Convert every line of the data below into a JSON list of strings, one string per line, skipping blank lines. Omit the picture lines from the list.

##### Listing #####

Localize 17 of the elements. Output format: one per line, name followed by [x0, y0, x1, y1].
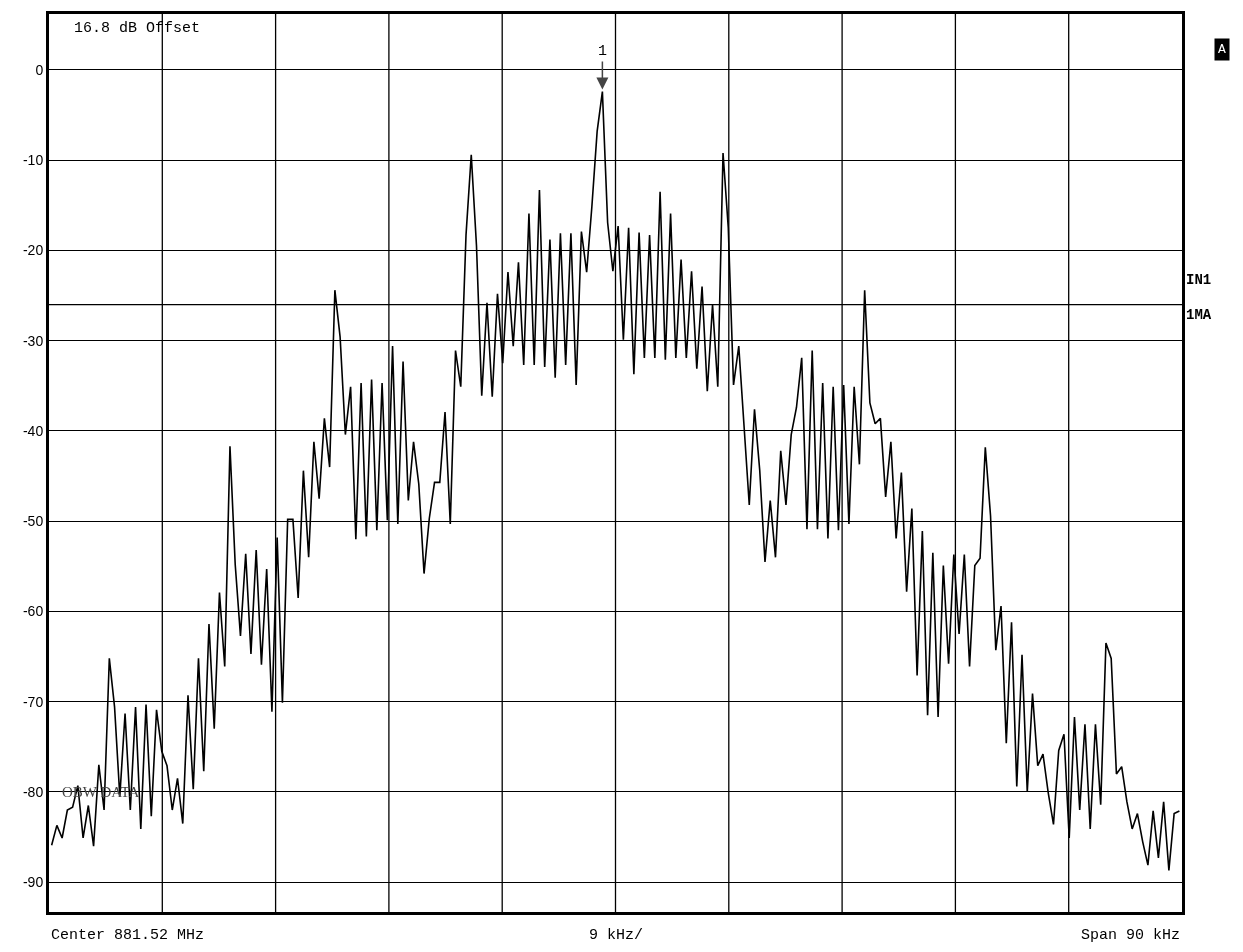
y-tick-label: -90	[22, 874, 44, 891]
y-tick-label: 0	[35, 61, 44, 78]
y-tick-label: -60	[22, 603, 44, 620]
y-tick-label: -70	[22, 693, 44, 710]
y-tick-label: -80	[22, 783, 44, 800]
y-tick-label: -30	[22, 332, 44, 349]
text: Span 90 kHz	[1081, 927, 1181, 944]
text: 9 kHz/	[589, 927, 644, 944]
text: 1MA	[1186, 307, 1212, 323]
y-tick-label: -40	[22, 422, 44, 439]
annotation: 1	[598, 43, 608, 60]
text: Center 881.52 MHz	[51, 927, 205, 944]
text: IN1	[1186, 272, 1212, 288]
text: A	[1218, 42, 1226, 57]
y-tick-label: -10	[22, 152, 44, 169]
y-tick-label: -20	[22, 242, 44, 259]
y-tick-label: -50	[22, 513, 44, 530]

#####

Response.
[
  "Localize 17 of the elements. Output format: one per line, name followed by [x0, y0, x1, y1].",
  "y-tick-label: -90\t[22, 874, 44, 891]",
  "y-tick-label: 0\t[35, 61, 44, 78]",
  "y-tick-label: -60\t[22, 603, 44, 620]",
  "y-tick-label: -70\t[22, 693, 44, 710]",
  "y-tick-label: -80\t[22, 783, 44, 800]",
  "y-tick-label: -30\t[22, 332, 44, 349]",
  "text: Span 90 kHz\t[1081, 927, 1181, 944]",
  "text: 9 kHz/\t[589, 927, 644, 944]",
  "text: 1MA\t[1186, 307, 1212, 323]",
  "y-tick-label: -40\t[22, 422, 44, 439]",
  "annotation: 1\t[598, 43, 608, 60]",
  "text: Center 881.52 MHz\t[51, 927, 205, 944]",
  "text: IN1\t[1186, 272, 1212, 288]",
  "text: A\t[1218, 42, 1226, 57]",
  "y-tick-label: -10\t[22, 152, 44, 169]",
  "y-tick-label: -20\t[22, 242, 44, 259]",
  "y-tick-label: -50\t[22, 513, 44, 530]"
]